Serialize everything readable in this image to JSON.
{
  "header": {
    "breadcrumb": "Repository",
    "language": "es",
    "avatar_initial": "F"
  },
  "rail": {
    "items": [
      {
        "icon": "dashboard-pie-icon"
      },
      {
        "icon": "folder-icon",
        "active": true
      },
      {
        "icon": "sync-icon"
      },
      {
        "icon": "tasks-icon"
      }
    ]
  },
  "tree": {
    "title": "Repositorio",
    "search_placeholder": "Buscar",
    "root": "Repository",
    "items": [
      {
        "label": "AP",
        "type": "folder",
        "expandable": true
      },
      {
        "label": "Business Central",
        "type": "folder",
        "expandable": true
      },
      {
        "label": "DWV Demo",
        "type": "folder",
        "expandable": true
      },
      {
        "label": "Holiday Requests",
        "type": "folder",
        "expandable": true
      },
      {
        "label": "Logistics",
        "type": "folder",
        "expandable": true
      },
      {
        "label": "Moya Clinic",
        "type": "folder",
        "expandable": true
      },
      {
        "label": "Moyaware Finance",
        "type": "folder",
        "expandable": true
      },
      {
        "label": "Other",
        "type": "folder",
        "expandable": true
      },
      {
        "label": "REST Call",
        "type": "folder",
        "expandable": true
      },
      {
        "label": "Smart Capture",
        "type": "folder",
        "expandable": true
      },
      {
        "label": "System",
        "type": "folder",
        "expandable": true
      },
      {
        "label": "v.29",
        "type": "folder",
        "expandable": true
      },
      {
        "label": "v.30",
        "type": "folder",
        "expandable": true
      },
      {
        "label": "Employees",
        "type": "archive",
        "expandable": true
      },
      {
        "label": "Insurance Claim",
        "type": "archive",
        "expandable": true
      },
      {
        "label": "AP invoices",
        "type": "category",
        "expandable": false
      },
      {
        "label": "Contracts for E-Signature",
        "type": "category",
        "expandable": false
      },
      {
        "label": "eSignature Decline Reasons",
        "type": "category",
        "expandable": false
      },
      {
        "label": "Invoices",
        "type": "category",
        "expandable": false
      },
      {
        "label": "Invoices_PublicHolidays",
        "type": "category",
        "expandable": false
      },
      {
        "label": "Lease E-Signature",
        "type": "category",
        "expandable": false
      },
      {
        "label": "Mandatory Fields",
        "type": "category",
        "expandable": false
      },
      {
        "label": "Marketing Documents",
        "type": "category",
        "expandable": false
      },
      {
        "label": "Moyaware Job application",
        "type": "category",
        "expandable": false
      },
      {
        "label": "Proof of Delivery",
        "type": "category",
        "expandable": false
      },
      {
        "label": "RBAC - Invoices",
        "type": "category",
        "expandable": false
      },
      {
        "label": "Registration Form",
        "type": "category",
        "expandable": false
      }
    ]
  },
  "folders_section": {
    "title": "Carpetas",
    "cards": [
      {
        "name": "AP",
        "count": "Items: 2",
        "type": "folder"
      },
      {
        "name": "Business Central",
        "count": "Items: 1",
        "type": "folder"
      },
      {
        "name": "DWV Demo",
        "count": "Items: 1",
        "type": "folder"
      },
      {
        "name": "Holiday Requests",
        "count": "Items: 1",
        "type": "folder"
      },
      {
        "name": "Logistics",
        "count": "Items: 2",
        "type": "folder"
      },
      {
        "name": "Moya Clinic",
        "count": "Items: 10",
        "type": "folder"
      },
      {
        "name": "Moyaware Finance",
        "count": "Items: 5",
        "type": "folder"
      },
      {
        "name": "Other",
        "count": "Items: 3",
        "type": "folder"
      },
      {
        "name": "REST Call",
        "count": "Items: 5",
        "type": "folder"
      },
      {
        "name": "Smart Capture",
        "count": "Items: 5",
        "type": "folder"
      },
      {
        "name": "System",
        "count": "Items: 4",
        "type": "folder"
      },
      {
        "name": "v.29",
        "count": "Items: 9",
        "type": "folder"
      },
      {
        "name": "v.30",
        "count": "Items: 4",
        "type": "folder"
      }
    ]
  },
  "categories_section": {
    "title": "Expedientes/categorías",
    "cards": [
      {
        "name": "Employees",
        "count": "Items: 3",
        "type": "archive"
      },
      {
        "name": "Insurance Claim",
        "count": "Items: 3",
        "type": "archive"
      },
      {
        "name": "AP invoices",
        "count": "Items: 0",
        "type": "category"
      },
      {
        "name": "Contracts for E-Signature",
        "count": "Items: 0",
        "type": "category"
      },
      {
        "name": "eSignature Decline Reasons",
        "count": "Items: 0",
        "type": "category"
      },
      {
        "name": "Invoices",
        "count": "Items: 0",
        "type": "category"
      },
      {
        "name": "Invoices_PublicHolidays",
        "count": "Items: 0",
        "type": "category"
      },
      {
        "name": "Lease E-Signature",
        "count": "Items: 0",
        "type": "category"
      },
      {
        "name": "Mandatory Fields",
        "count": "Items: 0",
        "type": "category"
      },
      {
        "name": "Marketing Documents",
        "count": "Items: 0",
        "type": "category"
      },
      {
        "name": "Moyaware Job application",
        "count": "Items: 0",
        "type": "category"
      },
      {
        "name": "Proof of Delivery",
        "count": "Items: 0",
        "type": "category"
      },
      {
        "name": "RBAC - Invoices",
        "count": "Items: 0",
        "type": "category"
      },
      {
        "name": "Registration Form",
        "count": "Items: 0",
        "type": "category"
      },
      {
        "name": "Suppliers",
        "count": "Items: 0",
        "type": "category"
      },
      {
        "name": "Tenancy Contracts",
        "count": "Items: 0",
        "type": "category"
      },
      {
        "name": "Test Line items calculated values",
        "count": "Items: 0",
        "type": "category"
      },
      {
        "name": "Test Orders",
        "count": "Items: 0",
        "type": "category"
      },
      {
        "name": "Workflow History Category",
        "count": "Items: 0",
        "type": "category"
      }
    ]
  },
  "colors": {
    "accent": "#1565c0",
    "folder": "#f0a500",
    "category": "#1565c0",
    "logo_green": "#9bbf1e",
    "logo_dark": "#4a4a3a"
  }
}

Exercise aim =
Repeat the preceding lines exactly, please, every one of them.

Correct answer =
Serialize everything readable in this image to JSON.
{
  "header": {
    "breadcrumb": "Repository",
    "language": "es",
    "avatar_initial": "F"
  },
  "rail": {
    "items": [
      {
        "icon": "dashboard-pie-icon"
      },
      {
        "icon": "folder-icon",
        "active": true
      },
      {
        "icon": "sync-icon"
      },
      {
        "icon": "tasks-icon"
      }
    ]
  },
  "tree": {
    "title": "Repositorio",
    "search_placeholder": "Buscar",
    "root": "Repository",
    "items": [
      {
        "label": "AP",
        "type": "folder",
        "expandable": true
      },
      {
        "label": "Business Central",
        "type": "folder",
        "expandable": true
      },
      {
        "label": "DWV Demo",
        "type": "folder",
        "expandable": true
      },
      {
        "label": "Holiday Requests",
        "type": "folder",
        "expandable": true
      },
      {
        "label": "Logistics",
        "type": "folder",
        "expandable": true
      },
      {
        "label": "Moya Clinic",
        "type": "folder",
        "expandable": true
      },
      {
        "label": "Moyaware Finance",
        "type": "folder",
        "expandable": true
      },
      {
        "label": "Other",
        "type": "folder",
        "expandable": true
      },
      {
        "label": "REST Call",
        "type": "folder",
        "expandable": true
      },
      {
        "label": "Smart Capture",
        "type": "folder",
        "expandable": true
      },
      {
        "label": "System",
        "type": "folder",
        "expandable": true
      },
      {
        "label": "v.29",
        "type": "folder",
        "expandable": true
      },
      {
        "label": "v.30",
        "type": "folder",
        "expandable": true
      },
      {
        "label": "Employees",
        "type": "archive",
        "expandable": true
      },
      {
        "label": "Insurance Claim",
        "type": "archive",
        "expandable": true
      },
      {
        "label": "AP invoices",
        "type": "category",
        "expandable": false
      },
      {
        "label": "Contracts for E-Signature",
        "type": "category",
        "expandable": false
      },
      {
        "label": "eSignature Decline Reasons",
        "type": "category",
        "expandable": false
      },
      {
        "label": "Invoices",
        "type": "category",
        "expandable": false
      },
      {
        "label": "Invoices_PublicHolidays",
        "type": "category",
        "expandable": false
      },
      {
        "label": "Lease E-Signature",
        "type": "category",
        "expandable": false
      },
      {
        "label": "Mandatory Fields",
        "type": "category",
        "expandable": false
      },
      {
        "label": "Marketing Documents",
        "type": "category",
        "expandable": false
      },
      {
        "label": "Moyaware Job application",
        "type": "category",
        "expandable": false
      },
      {
        "label": "Proof of Delivery",
        "type": "category",
        "expandable": false
      },
      {
        "label": "RBAC - Invoices",
        "type": "category",
        "expandable": false
      },
      {
        "label": "Registration Form",
        "type": "category",
        "expandable": false
      }
    ]
  },
  "folders_section": {
    "title": "Carpetas",
    "cards": [
      {
        "name": "AP",
        "count": "Items: 2",
        "type": "folder"
      },
      {
        "name": "Business Central",
        "count": "Items: 1",
        "type": "folder"
      },
      {
        "name": "DWV Demo",
        "count": "Items: 1",
        "type": "folder"
      },
      {
        "name": "Holiday Requests",
        "count": "Items: 1",
        "type": "folder"
      },
      {
        "name": "Logistics",
        "count": "Items: 2",
        "type": "folder"
      },
      {
        "name": "Moya Clinic",
        "count": "Items: 10",
        "type": "folder"
      },
      {
        "name": "Moyaware Finance",
        "count": "Items: 5",
        "type": "folder"
      },
      {
        "name": "Other",
        "count": "Items: 3",
        "type": "folder"
      },
      {
        "name": "REST Call",
        "count": "Items: 5",
        "type": "folder"
      },
      {
        "name": "Smart Capture",
        "count": "Items: 5",
        "type": "folder"
      },
      {
        "name": "System",
        "count": "Items: 4",
        "type": "folder"
      },
      {
        "name": "v.29",
        "count": "Items: 9",
        "type": "folder"
      },
      {
        "name": "v.30",
        "count": "Items: 4",
        "type": "folder"
      }
    ]
  },
  "categories_section": {
    "title": "Expedientes/categorías",
    "cards": [
      {
        "name": "Employees",
        "count": "Items: 3",
        "type": "archive"
      },
      {
        "name": "Insurance Claim",
        "count": "Items: 3",
        "type": "archive"
      },
      {
        "name": "AP invoices",
        "count": "Items: 0",
        "type": "category"
      },
      {
        "name": "Contracts for E-Signature",
        "count": "Items: 0",
        "type": "category"
      },
      {
        "name": "eSignature Decline Reasons",
        "count": "Items: 0",
        "type": "category"
      },
      {
        "name": "Invoices",
        "count": "Items: 0",
        "type": "category"
      },
      {
        "name": "Invoices_PublicHolidays",
        "count": "Items: 0",
        "type": "category"
      },
      {
        "name": "Lease E-Signature",
        "count": "Items: 0",
        "type": "category"
      },
      {
        "name": "Mandatory Fields",
        "count": "Items: 0",
        "type": "category"
      },
      {
        "name": "Marketing Documents",
        "count": "Items: 0",
        "type": "category"
      },
      {
        "name": "Moyaware Job application",
        "count": "Items: 0",
        "type": "category"
      },
      {
        "name": "Proof of Delivery",
        "count": "Items: 0",
        "type": "category"
      },
      {
        "name": "RBAC - Invoices",
        "count": "Items: 0",
        "type": "category"
      },
      {
        "name": "Registration Form",
        "count": "Items: 0",
        "type": "category"
      },
      {
        "name": "Suppliers",
        "count": "Items: 0",
        "type": "category"
      },
      {
        "name": "Tenancy Contracts",
        "count": "Items: 0",
        "type": "category"
      },
      {
        "name": "Test Line items calculated values",
        "count": "Items: 0",
        "type": "category"
      },
      {
        "name": "Test Orders",
        "count": "Items: 0",
        "type": "category"
      },
      {
        "name": "Workflow History Category",
        "count": "Items: 0",
        "type": "category"
      }
    ]
  },
  "colors": {
    "accent": "#1565c0",
    "folder": "#f0a500",
    "category": "#1565c0",
    "logo_green": "#9bbf1e",
    "logo_dark": "#4a4a3a"
  }
}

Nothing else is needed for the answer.